** begin Entries **

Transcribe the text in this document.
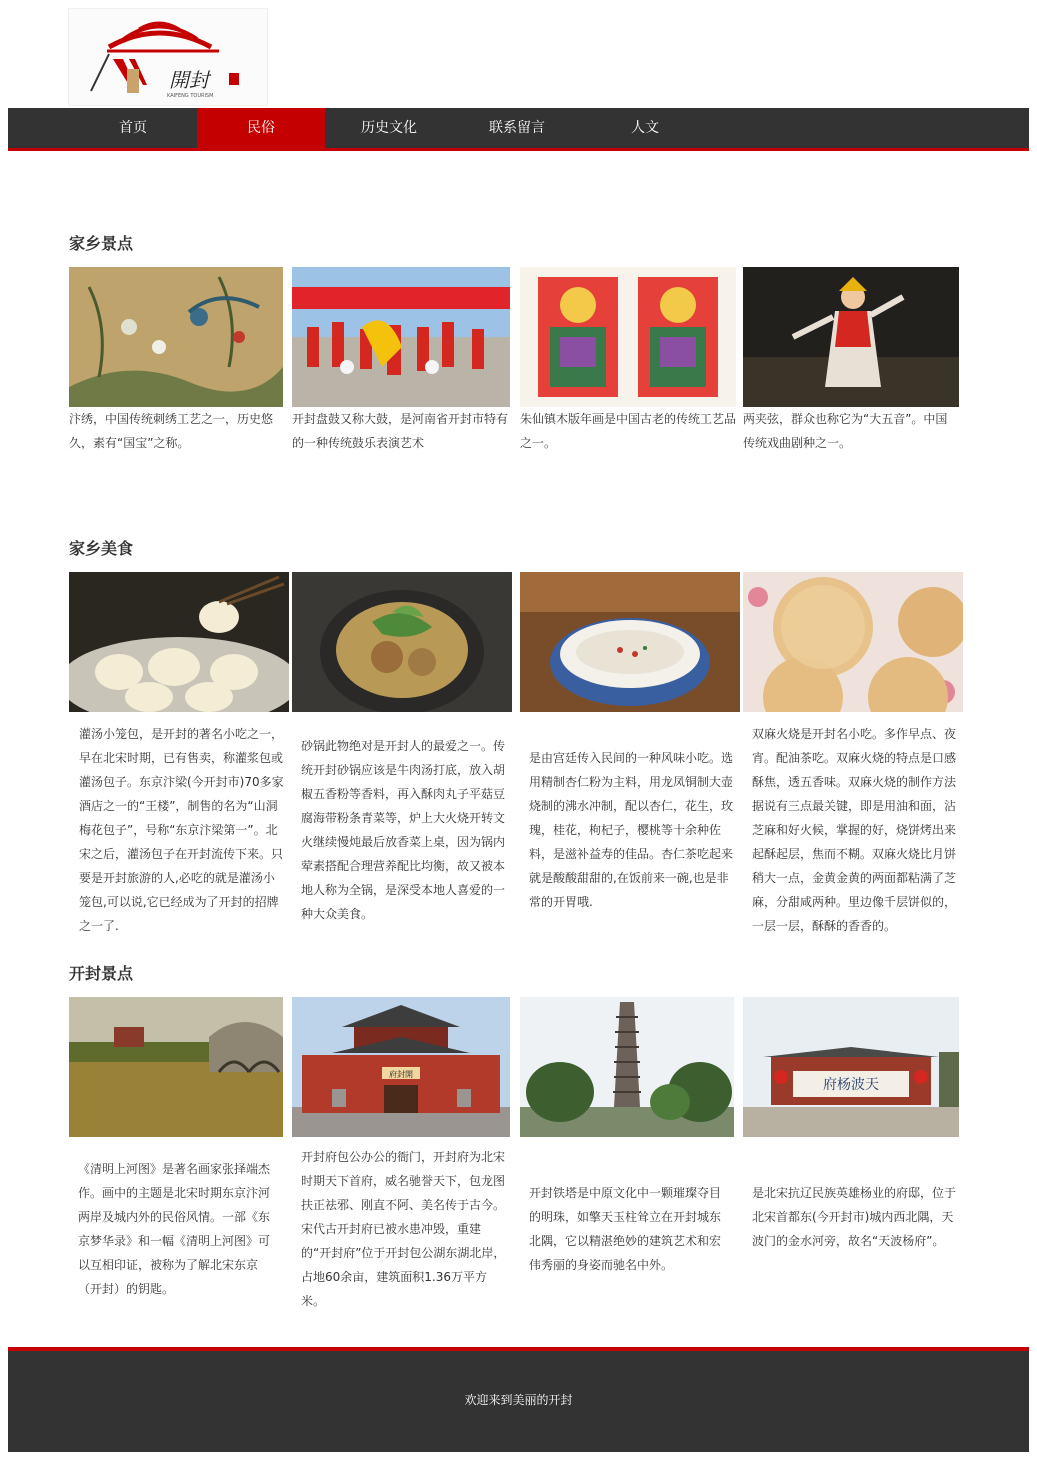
開封
KAIFENG TOURISM
首页	民俗	历史文化	联系留言	人文
家乡景点

汴绣，中国传统刺绣工艺之一，历史悠久，素有“国宝”之称。

开封盘鼓又称大鼓，是河南省开封市特有的一种传统鼓乐表演艺术

朱仙镇木版年画是中国古老的传统工艺品之一。

两夹弦，群众也称它为“大五音”。中国传统戏曲剧种之一。

家乡美食

灌汤小笼包，是开封的著名小吃之一，早在北宋时期，已有售卖，称灌浆包或灌汤包子。东京汴梁(今开封市)70多家酒店之一的“王楼”，制售的名为“山洞梅花包子”，号称“东京汴梁第一”。北宋之后，灌汤包子在开封流传下来。只要是开封旅游的人,必吃的就是灌汤小笼包,可以说,它已经成为了开封的招牌之一了.

砂锅此物绝对是开封人的最爱之一。传统开封砂锅应该是牛肉汤打底，放入胡椒五香粉等香料，再入酥肉丸子平菇豆腐海带粉条青菜等，炉上大火烧开转文火继续慢炖最后放香菜上桌，因为锅内荤素搭配合理营养配比均衡，故又被本地人称为全锅，是深受本地人喜爱的一种大众美食。

是由宫廷传入民间的一种风味小吃。选用精制杏仁粉为主料，用龙凤铜制大壶烧制的沸水冲制，配以杏仁，花生，玫瑰，桂花，枸杞子，樱桃等十余种佐料，是滋补益寿的佳品。杏仁茶吃起来就是酸酸甜甜的,在饭前来一碗,也是非常的开胃哦.

双麻火烧是开封名小吃。多作早点、夜宵。配油茶吃。双麻火烧的特点是口感酥焦，透五香味。双麻火烧的制作方法据说有三点最关键，即是用油和面，沾芝麻和好火候，掌握的好，烧饼烤出来起酥起层，焦而不糊。双麻火烧比月饼稍大一点，金黄金黄的两面都粘满了芝麻，分甜咸两种。里边像千层饼似的，一层一层，酥酥的香香的。

开封景点

《清明上河图》是著名画家张择端杰作。画中的主题是北宋时期东京汴河两岸及城内外的民俗风情。一部《东京梦华录》和一幅《清明上河图》可以互相印证，被称为了解北宋东京（开封）的钥匙。

府封開

开封府包公办公的衙门，开封府为北宋时期天下首府，威名驰誉天下，包龙图扶正祛邪、刚直不阿、美名传于古今。宋代古开封府已被水患冲毁，重建的“开封府”位于开封包公湖东湖北岸，占地60余亩，建筑面积1.36万平方米。

开封铁塔是中原文化中一颗璀璨夺目的明珠，如擎天玉柱耸立在开封城东北隅，它以精湛绝妙的建筑艺术和宏伟秀丽的身姿而驰名中外。

府杨波天

是北宋抗辽民族英雄杨业的府邸，位于北宋首都东(今开封市)城内西北隅，天波门的金水河旁，故名“天波杨府”。

欢迎来到美丽的开封
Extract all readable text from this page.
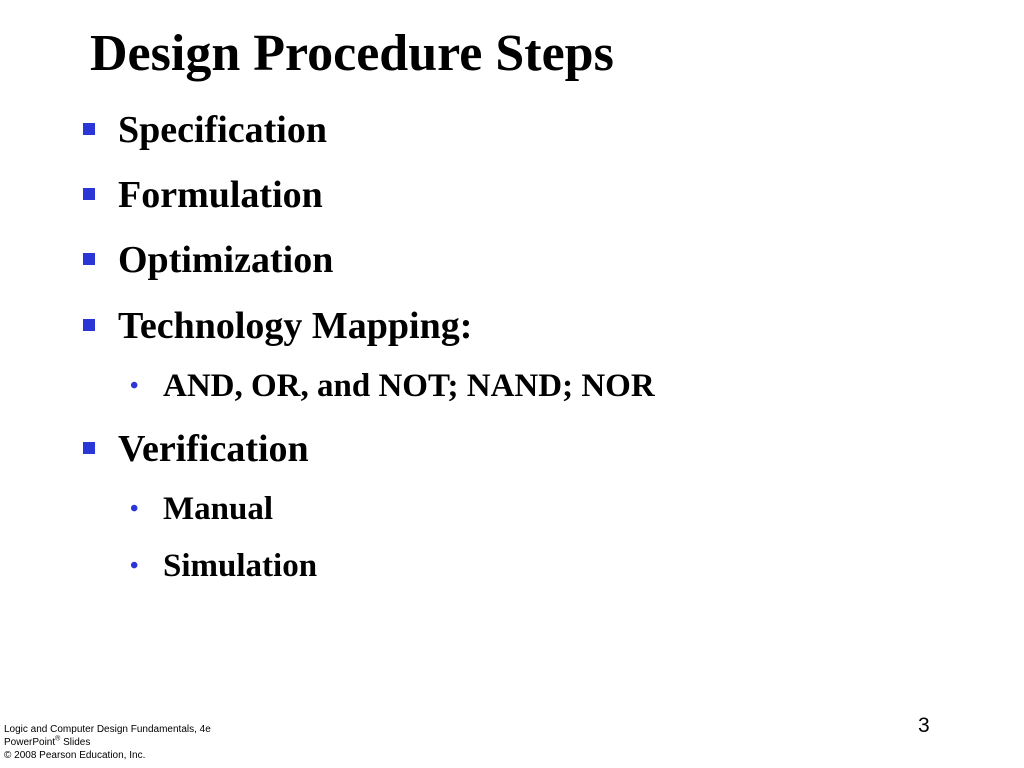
Design Procedure Steps
Specification
Formulation
Optimization
Technology Mapping:
• AND, OR, and NOT; NAND; NOR
Verification
• Manual
• Simulation
Logic and Computer Design Fundamentals, 4e
PowerPoint® Slides
© 2008 Pearson Education, Inc.
3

** end Entries **

* _Task prompt_
Please write out all the data again word for word, but not the pictures.

* _Task result_
Transcribe the text in this document.
開封
KAIFENG TOURISM
首页	民俗	历史文化	联系留言	人文
家乡景点

汴绣，中国传统刺绣工艺之一，历史悠久，素有“国宝”之称。

开封盘鼓又称大鼓，是河南省开封市特有的一种传统鼓乐表演艺术

朱仙镇木版年画是中国古老的传统工艺品之一。

两夹弦，群众也称它为“大五音”。中国传统戏曲剧种之一。

家乡美食

灌汤小笼包，是开封的著名小吃之一，早在北宋时期，已有售卖，称灌浆包或灌汤包子。东京汴梁(今开封市)70多家酒店之一的“王楼”，制售的名为“山洞梅花包子”，号称“东京汴梁第一”。北宋之后，灌汤包子在开封流传下来。只要是开封旅游的人,必吃的就是灌汤小笼包,可以说,它已经成为了开封的招牌之一了.

砂锅此物绝对是开封人的最爱之一。传统开封砂锅应该是牛肉汤打底，放入胡椒五香粉等香料，再入酥肉丸子平菇豆腐海带粉条青菜等，炉上大火烧开转文火继续慢炖最后放香菜上桌，因为锅内荤素搭配合理营养配比均衡，故又被本地人称为全锅，是深受本地人喜爱的一种大众美食。

是由宫廷传入民间的一种风味小吃。选用精制杏仁粉为主料，用龙凤铜制大壶烧制的沸水冲制，配以杏仁，花生，玫瑰，桂花，枸杞子，樱桃等十余种佐料，是滋补益寿的佳品。杏仁茶吃起来就是酸酸甜甜的,在饭前来一碗,也是非常的开胃哦.

双麻火烧是开封名小吃。多作早点、夜宵。配油茶吃。双麻火烧的特点是口感酥焦，透五香味。双麻火烧的制作方法据说有三点最关键，即是用油和面，沾芝麻和好火候，掌握的好，烧饼烤出来起酥起层，焦而不糊。双麻火烧比月饼稍大一点，金黄金黄的两面都粘满了芝麻，分甜咸两种。里边像千层饼似的，一层一层，酥酥的香香的。

开封景点

《清明上河图》是著名画家张择端杰作。画中的主题是北宋时期东京汴河两岸及城内外的民俗风情。一部《东京梦华录》和一幅《清明上河图》可以互相印证，被称为了解北宋东京（开封）的钥匙。

府封開

开封府包公办公的衙门，开封府为北宋时期天下首府，威名驰誉天下，包龙图扶正祛邪、刚直不阿、美名传于古今。宋代古开封府已被水患冲毁，重建的“开封府”位于开封包公湖东湖北岸，占地60余亩，建筑面积1.36万平方米。

开封铁塔是中原文化中一颗璀璨夺目的明珠，如擎天玉柱耸立在开封城东北隅，它以精湛绝妙的建筑艺术和宏伟秀丽的身姿而驰名中外。

府杨波天

是北宋抗辽民族英雄杨业的府邸，位于北宋首都东(今开封市)城内西北隅，天波门的金水河旁，故名“天波杨府”。

欢迎来到美丽的开封
Extract all readable text from this page.
Design Procedure Steps
Specification
Formulation
Optimization
Technology Mapping:
• AND, OR, and NOT; NAND; NOR
Verification
• Manual
• Simulation
Logic and Computer Design Fundamentals, 4e
PowerPoint® Slides
© 2008 Pearson Education, Inc.
3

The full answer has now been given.